------ Provided data

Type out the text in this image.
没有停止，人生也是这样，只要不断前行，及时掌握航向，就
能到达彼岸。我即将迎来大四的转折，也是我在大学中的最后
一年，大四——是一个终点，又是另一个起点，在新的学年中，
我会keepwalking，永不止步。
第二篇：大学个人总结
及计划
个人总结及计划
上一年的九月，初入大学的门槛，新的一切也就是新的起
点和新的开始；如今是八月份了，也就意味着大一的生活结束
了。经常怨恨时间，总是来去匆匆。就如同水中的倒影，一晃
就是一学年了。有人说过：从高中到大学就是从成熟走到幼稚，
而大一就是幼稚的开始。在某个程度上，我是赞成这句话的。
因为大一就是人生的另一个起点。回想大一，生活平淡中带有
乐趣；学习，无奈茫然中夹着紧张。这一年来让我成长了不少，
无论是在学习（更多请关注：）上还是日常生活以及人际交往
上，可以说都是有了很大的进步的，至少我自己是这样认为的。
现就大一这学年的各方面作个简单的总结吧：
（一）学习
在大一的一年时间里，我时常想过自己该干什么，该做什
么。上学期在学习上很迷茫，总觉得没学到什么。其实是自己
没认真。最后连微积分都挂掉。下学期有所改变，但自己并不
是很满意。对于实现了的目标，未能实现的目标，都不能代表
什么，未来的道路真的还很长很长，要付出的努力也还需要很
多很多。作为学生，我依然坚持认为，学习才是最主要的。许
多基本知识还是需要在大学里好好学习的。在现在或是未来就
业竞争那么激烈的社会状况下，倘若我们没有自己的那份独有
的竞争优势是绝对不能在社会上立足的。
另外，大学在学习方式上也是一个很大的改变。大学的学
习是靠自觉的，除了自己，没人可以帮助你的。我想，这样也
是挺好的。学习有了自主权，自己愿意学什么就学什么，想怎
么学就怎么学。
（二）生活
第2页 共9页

------------

§ **Exercise goal**
Extract the complete data, matching each line exactly.

§ **Answer to this problem**
Type out the text in this image.
没有停止，人生也是这样，只要不断前行，及时掌握航向，就
能到达彼岸。我即将迎来大四的转折，也是我在大学中的最后
一年，大四——是一个终点，又是另一个起点，在新的学年中，
我会keepwalking，永不止步。
第二篇：大学个人总结
及计划
个人总结及计划
上一年的九月，初入大学的门槛，新的一切也就是新的起
点和新的开始；如今是八月份了，也就意味着大一的生活结束
了。经常怨恨时间，总是来去匆匆。就如同水中的倒影，一晃
就是一学年了。有人说过：从高中到大学就是从成熟走到幼稚，
而大一就是幼稚的开始。在某个程度上，我是赞成这句话的。
因为大一就是人生的另一个起点。回想大一，生活平淡中带有
乐趣；学习，无奈茫然中夹着紧张。这一年来让我成长了不少，
无论是在学习（更多请关注：）上还是日常生活以及人际交往
上，可以说都是有了很大的进步的，至少我自己是这样认为的。
现就大一这学年的各方面作个简单的总结吧：
（一）学习
在大一的一年时间里，我时常想过自己该干什么，该做什
么。上学期在学习上很迷茫，总觉得没学到什么。其实是自己
没认真。最后连微积分都挂掉。下学期有所改变，但自己并不
是很满意。对于实现了的目标，未能实现的目标，都不能代表
什么，未来的道路真的还很长很长，要付出的努力也还需要很
多很多。作为学生，我依然坚持认为，学习才是最主要的。许
多基本知识还是需要在大学里好好学习的。在现在或是未来就
业竞争那么激烈的社会状况下，倘若我们没有自己的那份独有
的竞争优势是绝对不能在社会上立足的。
另外，大学在学习方式上也是一个很大的改变。大学的学
习是靠自觉的，除了自己，没人可以帮助你的。我想，这样也
是挺好的。学习有了自主权，自己愿意学什么就学什么，想怎
么学就怎么学。
（二）生活
第2页 共9页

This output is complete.